Excerpted data
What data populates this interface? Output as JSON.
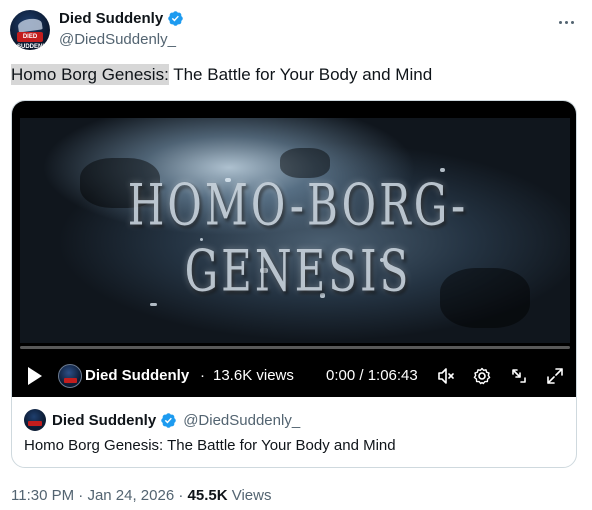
{
  "author": {
    "display_name": "Died Suddenly",
    "handle": "@DiedSuddenly_",
    "avatar_badge": "DIED SUDDENLY",
    "verified_color": "#1d9bf0"
  },
  "tweet": {
    "text_highlighted": "Homo Borg Genesis:",
    "text_rest": " The Battle for Your Body and Mind"
  },
  "video": {
    "title_overlay": "HOMO-BORG-GENESIS",
    "channel_name": "Died Suddenly",
    "dot": "·",
    "views": "13.6K views",
    "time": "0:00 / 1:06:43",
    "progress": 0
  },
  "quote": {
    "display_name": "Died Suddenly",
    "handle": "@DiedSuddenly_",
    "text": "Homo Borg Genesis: The Battle for Your Body and Mind"
  },
  "meta": {
    "time": "11:30 PM",
    "sep1": " · ",
    "date": "Jan 24, 2026",
    "sep2": " · ",
    "views_count": "45.5K",
    "views_label": " Views"
  },
  "icons": [
    "more-icon",
    "verified-icon",
    "play-icon",
    "mute-icon",
    "settings-icon",
    "pip-icon",
    "fullscreen-icon"
  ]
}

Problem description
Omitting all pictures, copy the preceding entries without any alteration.

Answer
What data populates this interface? Output as JSON.
{
  "author": {
    "display_name": "Died Suddenly",
    "handle": "@DiedSuddenly_",
    "avatar_badge": "DIED SUDDENLY",
    "verified_color": "#1d9bf0"
  },
  "tweet": {
    "text_highlighted": "Homo Borg Genesis:",
    "text_rest": " The Battle for Your Body and Mind"
  },
  "video": {
    "title_overlay": "HOMO-BORG-GENESIS",
    "channel_name": "Died Suddenly",
    "dot": "·",
    "views": "13.6K views",
    "time": "0:00 / 1:06:43",
    "progress": 0
  },
  "quote": {
    "display_name": "Died Suddenly",
    "handle": "@DiedSuddenly_",
    "text": "Homo Borg Genesis: The Battle for Your Body and Mind"
  },
  "meta": {
    "time": "11:30 PM",
    "sep1": " · ",
    "date": "Jan 24, 2026",
    "sep2": " · ",
    "views_count": "45.5K",
    "views_label": " Views"
  },
  "icons": [
    "more-icon",
    "verified-icon",
    "play-icon",
    "mute-icon",
    "settings-icon",
    "pip-icon",
    "fullscreen-icon"
  ]
}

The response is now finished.